PROBLEM REQUIREMENTS
Look through the records below, and copy out every line that holds the string "TEMP".
BEGIN
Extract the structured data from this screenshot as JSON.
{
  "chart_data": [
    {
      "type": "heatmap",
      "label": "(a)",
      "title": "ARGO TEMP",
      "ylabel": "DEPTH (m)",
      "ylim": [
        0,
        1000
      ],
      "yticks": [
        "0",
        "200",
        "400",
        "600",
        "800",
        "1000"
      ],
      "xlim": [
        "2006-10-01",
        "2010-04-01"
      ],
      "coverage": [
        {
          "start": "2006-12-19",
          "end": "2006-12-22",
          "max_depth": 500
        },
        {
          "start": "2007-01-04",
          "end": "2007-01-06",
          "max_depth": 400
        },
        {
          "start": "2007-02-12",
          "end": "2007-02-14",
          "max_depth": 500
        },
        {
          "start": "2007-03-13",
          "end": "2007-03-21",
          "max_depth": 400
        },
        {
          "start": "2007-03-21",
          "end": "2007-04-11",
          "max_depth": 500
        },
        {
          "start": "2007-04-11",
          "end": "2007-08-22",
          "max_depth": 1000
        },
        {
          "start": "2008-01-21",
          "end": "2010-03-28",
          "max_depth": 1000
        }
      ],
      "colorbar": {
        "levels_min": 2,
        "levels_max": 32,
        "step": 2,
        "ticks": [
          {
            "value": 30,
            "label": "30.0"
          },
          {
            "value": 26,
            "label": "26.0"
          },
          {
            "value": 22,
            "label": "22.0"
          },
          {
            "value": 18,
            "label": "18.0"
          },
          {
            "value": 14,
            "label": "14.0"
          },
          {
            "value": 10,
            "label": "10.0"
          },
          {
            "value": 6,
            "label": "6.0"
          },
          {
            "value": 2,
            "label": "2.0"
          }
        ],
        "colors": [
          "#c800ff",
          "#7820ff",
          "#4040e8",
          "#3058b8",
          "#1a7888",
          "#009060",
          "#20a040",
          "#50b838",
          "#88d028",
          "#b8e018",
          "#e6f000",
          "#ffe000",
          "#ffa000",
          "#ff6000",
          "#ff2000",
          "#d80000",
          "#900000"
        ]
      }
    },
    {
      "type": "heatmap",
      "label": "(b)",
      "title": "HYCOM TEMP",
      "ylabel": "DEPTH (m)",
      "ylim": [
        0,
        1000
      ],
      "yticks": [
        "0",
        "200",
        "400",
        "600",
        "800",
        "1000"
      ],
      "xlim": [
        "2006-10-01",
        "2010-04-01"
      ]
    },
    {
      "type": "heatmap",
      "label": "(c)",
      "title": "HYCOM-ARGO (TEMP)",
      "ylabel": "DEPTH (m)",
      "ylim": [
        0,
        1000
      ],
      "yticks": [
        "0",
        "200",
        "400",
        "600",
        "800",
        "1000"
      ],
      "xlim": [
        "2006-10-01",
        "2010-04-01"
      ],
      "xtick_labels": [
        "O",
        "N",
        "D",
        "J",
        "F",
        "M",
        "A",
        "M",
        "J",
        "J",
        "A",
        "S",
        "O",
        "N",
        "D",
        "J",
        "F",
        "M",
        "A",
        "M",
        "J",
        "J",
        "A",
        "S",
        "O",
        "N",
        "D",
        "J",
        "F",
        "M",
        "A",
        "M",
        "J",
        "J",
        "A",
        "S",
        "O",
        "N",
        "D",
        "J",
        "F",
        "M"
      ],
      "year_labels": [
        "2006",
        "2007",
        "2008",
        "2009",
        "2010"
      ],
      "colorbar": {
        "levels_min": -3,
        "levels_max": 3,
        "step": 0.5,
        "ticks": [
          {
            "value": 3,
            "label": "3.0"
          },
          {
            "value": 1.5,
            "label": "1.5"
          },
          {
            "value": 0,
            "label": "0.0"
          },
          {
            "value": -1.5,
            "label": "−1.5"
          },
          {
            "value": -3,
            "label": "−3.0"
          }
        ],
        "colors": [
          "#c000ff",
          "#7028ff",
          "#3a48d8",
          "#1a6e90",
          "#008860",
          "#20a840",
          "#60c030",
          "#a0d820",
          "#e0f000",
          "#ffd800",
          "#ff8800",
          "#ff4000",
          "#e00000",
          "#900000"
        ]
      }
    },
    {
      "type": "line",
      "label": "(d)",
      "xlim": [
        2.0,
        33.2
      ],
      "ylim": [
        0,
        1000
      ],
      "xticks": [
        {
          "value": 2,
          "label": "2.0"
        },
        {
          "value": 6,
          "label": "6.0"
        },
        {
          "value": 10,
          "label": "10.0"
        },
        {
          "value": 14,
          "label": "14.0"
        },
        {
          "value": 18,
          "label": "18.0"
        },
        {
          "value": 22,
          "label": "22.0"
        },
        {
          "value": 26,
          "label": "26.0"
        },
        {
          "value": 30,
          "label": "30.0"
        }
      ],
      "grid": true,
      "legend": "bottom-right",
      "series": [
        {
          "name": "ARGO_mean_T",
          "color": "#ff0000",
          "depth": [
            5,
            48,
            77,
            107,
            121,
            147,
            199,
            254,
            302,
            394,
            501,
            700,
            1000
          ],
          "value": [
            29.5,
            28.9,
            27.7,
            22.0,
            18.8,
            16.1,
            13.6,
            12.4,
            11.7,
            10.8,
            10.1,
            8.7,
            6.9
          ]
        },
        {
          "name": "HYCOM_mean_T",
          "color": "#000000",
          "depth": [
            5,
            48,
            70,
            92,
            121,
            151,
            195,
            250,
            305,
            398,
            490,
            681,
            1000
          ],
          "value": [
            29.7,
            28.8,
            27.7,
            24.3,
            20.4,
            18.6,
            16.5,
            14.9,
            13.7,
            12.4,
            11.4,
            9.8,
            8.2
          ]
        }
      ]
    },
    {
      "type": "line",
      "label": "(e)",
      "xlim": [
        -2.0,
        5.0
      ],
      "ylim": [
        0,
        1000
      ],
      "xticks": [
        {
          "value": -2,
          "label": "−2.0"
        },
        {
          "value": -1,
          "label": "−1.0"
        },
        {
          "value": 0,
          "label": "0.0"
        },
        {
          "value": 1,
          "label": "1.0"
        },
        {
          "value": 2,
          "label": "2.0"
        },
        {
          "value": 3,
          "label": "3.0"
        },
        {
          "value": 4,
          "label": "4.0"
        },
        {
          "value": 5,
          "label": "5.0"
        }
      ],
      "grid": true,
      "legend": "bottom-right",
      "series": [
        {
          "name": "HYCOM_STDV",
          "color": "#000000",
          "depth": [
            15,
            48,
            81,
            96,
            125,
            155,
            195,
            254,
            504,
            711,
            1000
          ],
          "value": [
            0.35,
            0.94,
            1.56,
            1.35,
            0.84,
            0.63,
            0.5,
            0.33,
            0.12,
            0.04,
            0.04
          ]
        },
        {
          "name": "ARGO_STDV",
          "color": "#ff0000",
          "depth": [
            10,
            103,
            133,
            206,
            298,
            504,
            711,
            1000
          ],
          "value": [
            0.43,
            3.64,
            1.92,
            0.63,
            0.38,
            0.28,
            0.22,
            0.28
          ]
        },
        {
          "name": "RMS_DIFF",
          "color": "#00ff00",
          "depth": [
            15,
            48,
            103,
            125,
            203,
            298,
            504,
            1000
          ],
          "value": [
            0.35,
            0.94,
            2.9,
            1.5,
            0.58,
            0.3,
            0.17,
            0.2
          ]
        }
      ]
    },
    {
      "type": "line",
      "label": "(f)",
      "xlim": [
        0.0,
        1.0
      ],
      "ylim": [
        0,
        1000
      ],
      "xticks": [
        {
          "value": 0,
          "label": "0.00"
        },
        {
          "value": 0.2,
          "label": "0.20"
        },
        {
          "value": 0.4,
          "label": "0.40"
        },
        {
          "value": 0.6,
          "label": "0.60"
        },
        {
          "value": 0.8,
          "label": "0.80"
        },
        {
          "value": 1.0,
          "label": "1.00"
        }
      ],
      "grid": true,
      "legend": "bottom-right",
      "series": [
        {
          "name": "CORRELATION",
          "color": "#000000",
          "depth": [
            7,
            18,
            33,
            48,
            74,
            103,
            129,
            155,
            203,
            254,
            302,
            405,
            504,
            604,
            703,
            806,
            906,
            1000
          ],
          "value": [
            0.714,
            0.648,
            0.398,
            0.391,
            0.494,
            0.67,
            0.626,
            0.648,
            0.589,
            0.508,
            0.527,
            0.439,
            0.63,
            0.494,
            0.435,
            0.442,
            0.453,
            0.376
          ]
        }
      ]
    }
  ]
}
END
ANSWER TO THE TASK
      "title": "ARGO TEMP",
      "title": "HYCOM TEMP",
      "title": "HYCOM-ARGO (TEMP)",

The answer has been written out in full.